◆ SET TASK
Copy each line in the data that includes the word "JSON".

◆ INPUT
◇ ◇ ◇ ◇ ◇

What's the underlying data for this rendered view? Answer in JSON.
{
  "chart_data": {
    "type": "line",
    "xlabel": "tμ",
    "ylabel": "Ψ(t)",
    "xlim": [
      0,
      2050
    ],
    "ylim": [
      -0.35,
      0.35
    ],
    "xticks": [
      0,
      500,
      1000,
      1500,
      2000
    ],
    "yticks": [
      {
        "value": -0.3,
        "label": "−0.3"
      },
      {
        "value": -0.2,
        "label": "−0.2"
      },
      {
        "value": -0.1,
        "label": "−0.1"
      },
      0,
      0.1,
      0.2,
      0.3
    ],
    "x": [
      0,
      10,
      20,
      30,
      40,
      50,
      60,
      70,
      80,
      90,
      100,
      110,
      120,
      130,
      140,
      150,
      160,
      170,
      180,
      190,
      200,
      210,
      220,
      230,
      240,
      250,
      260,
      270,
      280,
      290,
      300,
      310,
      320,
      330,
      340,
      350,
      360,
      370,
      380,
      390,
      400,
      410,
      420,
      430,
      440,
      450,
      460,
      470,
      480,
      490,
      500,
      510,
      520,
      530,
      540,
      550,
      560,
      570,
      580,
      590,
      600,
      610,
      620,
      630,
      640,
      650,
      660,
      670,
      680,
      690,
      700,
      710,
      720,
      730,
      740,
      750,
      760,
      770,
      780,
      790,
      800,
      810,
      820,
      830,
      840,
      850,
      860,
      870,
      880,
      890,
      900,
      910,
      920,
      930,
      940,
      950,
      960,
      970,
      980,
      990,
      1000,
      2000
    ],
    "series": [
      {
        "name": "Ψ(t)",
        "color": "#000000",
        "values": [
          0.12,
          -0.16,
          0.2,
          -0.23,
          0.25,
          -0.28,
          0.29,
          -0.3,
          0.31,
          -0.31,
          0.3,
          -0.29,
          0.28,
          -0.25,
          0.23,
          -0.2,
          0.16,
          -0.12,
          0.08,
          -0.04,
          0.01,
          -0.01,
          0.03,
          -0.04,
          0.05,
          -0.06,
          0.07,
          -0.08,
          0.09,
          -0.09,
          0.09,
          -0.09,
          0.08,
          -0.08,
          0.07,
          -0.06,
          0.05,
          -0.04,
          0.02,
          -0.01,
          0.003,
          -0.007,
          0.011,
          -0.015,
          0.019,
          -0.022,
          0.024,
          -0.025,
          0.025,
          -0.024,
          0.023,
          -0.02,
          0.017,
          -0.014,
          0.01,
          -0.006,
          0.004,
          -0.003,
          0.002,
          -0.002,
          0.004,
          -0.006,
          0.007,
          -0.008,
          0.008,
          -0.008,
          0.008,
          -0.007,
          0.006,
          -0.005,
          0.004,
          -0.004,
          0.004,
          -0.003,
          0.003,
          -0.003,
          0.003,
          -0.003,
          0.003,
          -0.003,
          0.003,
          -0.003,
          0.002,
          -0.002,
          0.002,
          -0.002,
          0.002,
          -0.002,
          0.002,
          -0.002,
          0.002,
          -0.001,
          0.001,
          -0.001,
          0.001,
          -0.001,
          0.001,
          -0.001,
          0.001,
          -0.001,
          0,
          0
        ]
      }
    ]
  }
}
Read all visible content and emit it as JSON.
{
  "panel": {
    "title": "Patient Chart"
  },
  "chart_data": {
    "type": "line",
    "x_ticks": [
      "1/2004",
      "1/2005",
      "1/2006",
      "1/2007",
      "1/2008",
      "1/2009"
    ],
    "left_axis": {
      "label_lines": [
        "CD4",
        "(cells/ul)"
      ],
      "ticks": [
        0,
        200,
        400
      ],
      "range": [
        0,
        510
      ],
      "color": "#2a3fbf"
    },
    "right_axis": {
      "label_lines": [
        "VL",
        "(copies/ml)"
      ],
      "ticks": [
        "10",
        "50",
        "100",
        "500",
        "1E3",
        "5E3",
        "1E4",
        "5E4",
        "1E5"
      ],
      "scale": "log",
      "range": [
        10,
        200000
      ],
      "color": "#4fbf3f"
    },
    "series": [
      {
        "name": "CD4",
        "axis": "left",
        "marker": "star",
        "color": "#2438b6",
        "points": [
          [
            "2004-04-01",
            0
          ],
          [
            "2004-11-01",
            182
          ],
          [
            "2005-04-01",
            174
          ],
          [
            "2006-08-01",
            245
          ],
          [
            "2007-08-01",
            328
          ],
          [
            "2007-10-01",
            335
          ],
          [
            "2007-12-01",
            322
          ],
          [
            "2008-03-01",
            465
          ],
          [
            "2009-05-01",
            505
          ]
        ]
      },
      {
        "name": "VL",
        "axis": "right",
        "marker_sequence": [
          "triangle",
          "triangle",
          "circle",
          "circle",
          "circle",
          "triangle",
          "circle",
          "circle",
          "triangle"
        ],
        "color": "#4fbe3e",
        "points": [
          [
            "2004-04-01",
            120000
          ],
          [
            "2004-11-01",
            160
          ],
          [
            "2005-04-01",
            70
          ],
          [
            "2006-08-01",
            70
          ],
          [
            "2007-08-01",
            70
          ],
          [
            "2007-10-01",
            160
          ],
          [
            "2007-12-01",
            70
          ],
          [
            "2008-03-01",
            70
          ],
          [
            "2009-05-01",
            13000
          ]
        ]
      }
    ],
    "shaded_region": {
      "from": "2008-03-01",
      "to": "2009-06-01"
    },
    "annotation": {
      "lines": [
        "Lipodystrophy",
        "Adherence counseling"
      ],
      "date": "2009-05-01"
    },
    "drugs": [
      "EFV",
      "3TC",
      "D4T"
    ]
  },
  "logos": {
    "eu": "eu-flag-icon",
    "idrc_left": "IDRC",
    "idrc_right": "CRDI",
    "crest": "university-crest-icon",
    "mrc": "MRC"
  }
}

◇ ◇ ◇ ◇ ◇

◆ EXERCISE OUTPUT
What's the underlying data for this rendered view? Answer in JSON.
Read all visible content and emit it as JSON.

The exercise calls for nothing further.